**Task description:**
Copy out the listing exactly.

-=-=-

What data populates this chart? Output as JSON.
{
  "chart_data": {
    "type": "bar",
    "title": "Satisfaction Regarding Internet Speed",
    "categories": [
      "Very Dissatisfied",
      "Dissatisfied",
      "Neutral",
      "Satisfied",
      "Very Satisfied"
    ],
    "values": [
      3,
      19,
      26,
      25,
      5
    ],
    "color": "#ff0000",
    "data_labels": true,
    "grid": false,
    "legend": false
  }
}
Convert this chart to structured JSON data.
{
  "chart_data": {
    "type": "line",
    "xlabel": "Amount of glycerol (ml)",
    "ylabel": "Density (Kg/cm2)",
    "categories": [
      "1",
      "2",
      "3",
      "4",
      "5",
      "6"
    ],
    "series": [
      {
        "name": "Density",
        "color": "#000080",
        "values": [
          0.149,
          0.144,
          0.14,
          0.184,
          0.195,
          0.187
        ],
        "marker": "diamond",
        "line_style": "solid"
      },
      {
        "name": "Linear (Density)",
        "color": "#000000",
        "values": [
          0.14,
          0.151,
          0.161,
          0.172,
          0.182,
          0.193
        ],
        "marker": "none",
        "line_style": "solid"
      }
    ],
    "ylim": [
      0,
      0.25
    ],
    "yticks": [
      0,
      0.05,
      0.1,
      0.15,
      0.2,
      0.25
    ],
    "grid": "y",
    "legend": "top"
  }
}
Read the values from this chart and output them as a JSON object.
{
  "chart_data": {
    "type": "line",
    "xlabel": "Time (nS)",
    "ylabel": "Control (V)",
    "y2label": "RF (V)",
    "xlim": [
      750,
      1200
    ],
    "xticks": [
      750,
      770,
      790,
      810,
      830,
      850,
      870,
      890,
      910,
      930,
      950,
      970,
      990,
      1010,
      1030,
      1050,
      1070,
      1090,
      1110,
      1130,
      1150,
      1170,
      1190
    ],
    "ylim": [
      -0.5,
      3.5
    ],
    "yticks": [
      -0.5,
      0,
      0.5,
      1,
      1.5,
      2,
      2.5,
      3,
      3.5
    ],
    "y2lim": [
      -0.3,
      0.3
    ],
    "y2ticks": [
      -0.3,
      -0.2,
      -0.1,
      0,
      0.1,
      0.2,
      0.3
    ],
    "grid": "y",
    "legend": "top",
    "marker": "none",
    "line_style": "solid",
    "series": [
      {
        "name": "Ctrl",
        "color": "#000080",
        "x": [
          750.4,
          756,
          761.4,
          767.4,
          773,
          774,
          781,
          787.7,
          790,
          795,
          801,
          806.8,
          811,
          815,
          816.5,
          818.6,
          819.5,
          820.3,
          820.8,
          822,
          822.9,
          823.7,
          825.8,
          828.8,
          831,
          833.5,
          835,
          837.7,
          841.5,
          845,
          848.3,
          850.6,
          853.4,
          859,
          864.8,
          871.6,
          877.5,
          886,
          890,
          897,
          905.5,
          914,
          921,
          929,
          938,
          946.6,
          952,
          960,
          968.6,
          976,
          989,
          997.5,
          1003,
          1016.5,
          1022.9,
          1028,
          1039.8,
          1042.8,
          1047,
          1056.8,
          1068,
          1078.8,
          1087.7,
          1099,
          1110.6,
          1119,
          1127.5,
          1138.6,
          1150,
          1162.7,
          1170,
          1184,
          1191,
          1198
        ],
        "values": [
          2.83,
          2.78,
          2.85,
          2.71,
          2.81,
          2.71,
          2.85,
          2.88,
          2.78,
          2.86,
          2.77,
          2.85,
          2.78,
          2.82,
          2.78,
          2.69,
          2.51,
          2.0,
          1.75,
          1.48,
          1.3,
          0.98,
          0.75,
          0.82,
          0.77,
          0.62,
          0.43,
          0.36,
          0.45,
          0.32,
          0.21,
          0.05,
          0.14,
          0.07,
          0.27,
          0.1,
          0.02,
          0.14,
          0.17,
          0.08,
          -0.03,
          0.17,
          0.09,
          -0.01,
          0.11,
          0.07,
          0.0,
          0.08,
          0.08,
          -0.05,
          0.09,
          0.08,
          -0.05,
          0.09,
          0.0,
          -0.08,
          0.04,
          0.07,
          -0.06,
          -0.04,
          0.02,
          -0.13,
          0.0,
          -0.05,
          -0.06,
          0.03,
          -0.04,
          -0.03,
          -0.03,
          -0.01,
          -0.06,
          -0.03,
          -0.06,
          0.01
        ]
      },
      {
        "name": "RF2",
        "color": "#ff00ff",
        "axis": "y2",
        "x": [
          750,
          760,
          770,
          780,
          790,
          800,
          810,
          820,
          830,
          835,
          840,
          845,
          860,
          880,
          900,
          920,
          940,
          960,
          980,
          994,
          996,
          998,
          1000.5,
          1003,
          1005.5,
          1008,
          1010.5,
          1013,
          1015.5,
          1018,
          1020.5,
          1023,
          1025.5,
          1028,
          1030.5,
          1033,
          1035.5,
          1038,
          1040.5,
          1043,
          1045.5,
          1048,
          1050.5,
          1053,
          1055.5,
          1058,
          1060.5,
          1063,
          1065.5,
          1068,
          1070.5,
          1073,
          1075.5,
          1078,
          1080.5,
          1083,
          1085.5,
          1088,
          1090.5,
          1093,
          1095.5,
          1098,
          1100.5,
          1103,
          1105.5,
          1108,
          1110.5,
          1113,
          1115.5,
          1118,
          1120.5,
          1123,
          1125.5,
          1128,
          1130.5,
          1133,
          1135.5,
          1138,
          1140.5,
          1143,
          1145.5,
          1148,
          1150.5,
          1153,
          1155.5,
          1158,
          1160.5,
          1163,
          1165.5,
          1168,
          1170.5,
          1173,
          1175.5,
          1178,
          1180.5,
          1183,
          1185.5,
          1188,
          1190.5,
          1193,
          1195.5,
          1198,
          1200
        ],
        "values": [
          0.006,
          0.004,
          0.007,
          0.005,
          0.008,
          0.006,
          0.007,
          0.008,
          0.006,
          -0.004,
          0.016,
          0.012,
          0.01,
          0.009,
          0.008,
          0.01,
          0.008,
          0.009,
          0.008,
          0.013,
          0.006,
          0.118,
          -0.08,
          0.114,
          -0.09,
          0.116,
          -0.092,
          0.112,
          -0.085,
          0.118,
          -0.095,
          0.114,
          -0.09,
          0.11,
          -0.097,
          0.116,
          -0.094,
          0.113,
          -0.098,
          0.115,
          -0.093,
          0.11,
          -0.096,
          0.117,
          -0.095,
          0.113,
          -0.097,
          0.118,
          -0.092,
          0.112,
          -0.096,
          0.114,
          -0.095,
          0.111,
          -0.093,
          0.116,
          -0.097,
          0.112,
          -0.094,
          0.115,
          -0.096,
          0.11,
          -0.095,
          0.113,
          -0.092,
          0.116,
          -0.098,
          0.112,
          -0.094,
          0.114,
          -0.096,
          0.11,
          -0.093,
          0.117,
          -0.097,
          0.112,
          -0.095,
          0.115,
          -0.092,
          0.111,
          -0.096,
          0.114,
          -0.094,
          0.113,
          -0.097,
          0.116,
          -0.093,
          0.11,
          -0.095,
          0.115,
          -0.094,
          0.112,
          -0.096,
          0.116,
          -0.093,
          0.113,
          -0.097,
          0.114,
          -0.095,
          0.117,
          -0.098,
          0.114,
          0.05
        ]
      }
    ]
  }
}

-=-=-

**Result for this exercise:**
What data populates this chart? Output as JSON.
{
  "chart_data": {
    "type": "bar",
    "title": "Satisfaction Regarding Internet Speed",
    "categories": [
      "Very Dissatisfied",
      "Dissatisfied",
      "Neutral",
      "Satisfied",
      "Very Satisfied"
    ],
    "values": [
      3,
      19,
      26,
      25,
      5
    ],
    "color": "#ff0000",
    "data_labels": true,
    "grid": false,
    "legend": false
  }
}
Convert this chart to structured JSON data.
{
  "chart_data": {
    "type": "line",
    "xlabel": "Amount of glycerol (ml)",
    "ylabel": "Density (Kg/cm2)",
    "categories": [
      "1",
      "2",
      "3",
      "4",
      "5",
      "6"
    ],
    "series": [
      {
        "name": "Density",
        "color": "#000080",
        "values": [
          0.149,
          0.144,
          0.14,
          0.184,
          0.195,
          0.187
        ],
        "marker": "diamond",
        "line_style": "solid"
      },
      {
        "name": "Linear (Density)",
        "color": "#000000",
        "values": [
          0.14,
          0.151,
          0.161,
          0.172,
          0.182,
          0.193
        ],
        "marker": "none",
        "line_style": "solid"
      }
    ],
    "ylim": [
      0,
      0.25
    ],
    "yticks": [
      0,
      0.05,
      0.1,
      0.15,
      0.2,
      0.25
    ],
    "grid": "y",
    "legend": "top"
  }
}
Read the values from this chart and output them as a JSON object.
{
  "chart_data": {
    "type": "line",
    "xlabel": "Time (nS)",
    "ylabel": "Control (V)",
    "y2label": "RF (V)",
    "xlim": [
      750,
      1200
    ],
    "xticks": [
      750,
      770,
      790,
      810,
      830,
      850,
      870,
      890,
      910,
      930,
      950,
      970,
      990,
      1010,
      1030,
      1050,
      1070,
      1090,
      1110,
      1130,
      1150,
      1170,
      1190
    ],
    "ylim": [
      -0.5,
      3.5
    ],
    "yticks": [
      -0.5,
      0,
      0.5,
      1,
      1.5,
      2,
      2.5,
      3,
      3.5
    ],
    "y2lim": [
      -0.3,
      0.3
    ],
    "y2ticks": [
      -0.3,
      -0.2,
      -0.1,
      0,
      0.1,
      0.2,
      0.3
    ],
    "grid": "y",
    "legend": "top",
    "marker": "none",
    "line_style": "solid",
    "series": [
      {
        "name": "Ctrl",
        "color": "#000080",
        "x": [
          750.4,
          756,
          761.4,
          767.4,
          773,
          774,
          781,
          787.7,
          790,
          795,
          801,
          806.8,
          811,
          815,
          816.5,
          818.6,
          819.5,
          820.3,
          820.8,
          822,
          822.9,
          823.7,
          825.8,
          828.8,
          831,
          833.5,
          835,
          837.7,
          841.5,
          845,
          848.3,
          850.6,
          853.4,
          859,
          864.8,
          871.6,
          877.5,
          886,
          890,
          897,
          905.5,
          914,
          921,
          929,
          938,
          946.6,
          952,
          960,
          968.6,
          976,
          989,
          997.5,
          1003,
          1016.5,
          1022.9,
          1028,
          1039.8,
          1042.8,
          1047,
          1056.8,
          1068,
          1078.8,
          1087.7,
          1099,
          1110.6,
          1119,
          1127.5,
          1138.6,
          1150,
          1162.7,
          1170,
          1184,
          1191,
          1198
        ],
        "values": [
          2.83,
          2.78,
          2.85,
          2.71,
          2.81,
          2.71,
          2.85,
          2.88,
          2.78,
          2.86,
          2.77,
          2.85,
          2.78,
          2.82,
          2.78,
          2.69,
          2.51,
          2.0,
          1.75,
          1.48,
          1.3,
          0.98,
          0.75,
          0.82,
          0.77,
          0.62,
          0.43,
          0.36,
          0.45,
          0.32,
          0.21,
          0.05,
          0.14,
          0.07,
          0.27,
          0.1,
          0.02,
          0.14,
          0.17,
          0.08,
          -0.03,
          0.17,
          0.09,
          -0.01,
          0.11,
          0.07,
          0.0,
          0.08,
          0.08,
          -0.05,
          0.09,
          0.08,
          -0.05,
          0.09,
          0.0,
          -0.08,
          0.04,
          0.07,
          -0.06,
          -0.04,
          0.02,
          -0.13,
          0.0,
          -0.05,
          -0.06,
          0.03,
          -0.04,
          -0.03,
          -0.03,
          -0.01,
          -0.06,
          -0.03,
          -0.06,
          0.01
        ]
      },
      {
        "name": "RF2",
        "color": "#ff00ff",
        "axis": "y2",
        "x": [
          750,
          760,
          770,
          780,
          790,
          800,
          810,
          820,
          830,
          835,
          840,
          845,
          860,
          880,
          900,
          920,
          940,
          960,
          980,
          994,
          996,
          998,
          1000.5,
          1003,
          1005.5,
          1008,
          1010.5,
          1013,
          1015.5,
          1018,
          1020.5,
          1023,
          1025.5,
          1028,
          1030.5,
          1033,
          1035.5,
          1038,
          1040.5,
          1043,
          1045.5,
          1048,
          1050.5,
          1053,
          1055.5,
          1058,
          1060.5,
          1063,
          1065.5,
          1068,
          1070.5,
          1073,
          1075.5,
          1078,
          1080.5,
          1083,
          1085.5,
          1088,
          1090.5,
          1093,
          1095.5,
          1098,
          1100.5,
          1103,
          1105.5,
          1108,
          1110.5,
          1113,
          1115.5,
          1118,
          1120.5,
          1123,
          1125.5,
          1128,
          1130.5,
          1133,
          1135.5,
          1138,
          1140.5,
          1143,
          1145.5,
          1148,
          1150.5,
          1153,
          1155.5,
          1158,
          1160.5,
          1163,
          1165.5,
          1168,
          1170.5,
          1173,
          1175.5,
          1178,
          1180.5,
          1183,
          1185.5,
          1188,
          1190.5,
          1193,
          1195.5,
          1198,
          1200
        ],
        "values": [
          0.006,
          0.004,
          0.007,
          0.005,
          0.008,
          0.006,
          0.007,
          0.008,
          0.006,
          -0.004,
          0.016,
          0.012,
          0.01,
          0.009,
          0.008,
          0.01,
          0.008,
          0.009,
          0.008,
          0.013,
          0.006,
          0.118,
          -0.08,
          0.114,
          -0.09,
          0.116,
          -0.092,
          0.112,
          -0.085,
          0.118,
          -0.095,
          0.114,
          -0.09,
          0.11,
          -0.097,
          0.116,
          -0.094,
          0.113,
          -0.098,
          0.115,
          -0.093,
          0.11,
          -0.096,
          0.117,
          -0.095,
          0.113,
          -0.097,
          0.118,
          -0.092,
          0.112,
          -0.096,
          0.114,
          -0.095,
          0.111,
          -0.093,
          0.116,
          -0.097,
          0.112,
          -0.094,
          0.115,
          -0.096,
          0.11,
          -0.095,
          0.113,
          -0.092,
          0.116,
          -0.098,
          0.112,
          -0.094,
          0.114,
          -0.096,
          0.11,
          -0.093,
          0.117,
          -0.097,
          0.112,
          -0.095,
          0.115,
          -0.092,
          0.111,
          -0.096,
          0.114,
          -0.094,
          0.113,
          -0.097,
          0.116,
          -0.093,
          0.11,
          -0.095,
          0.115,
          -0.094,
          0.112,
          -0.096,
          0.116,
          -0.093,
          0.113,
          -0.097,
          0.114,
          -0.095,
          0.117,
          -0.098,
          0.114,
          0.05
        ]
      }
    ]
  }
}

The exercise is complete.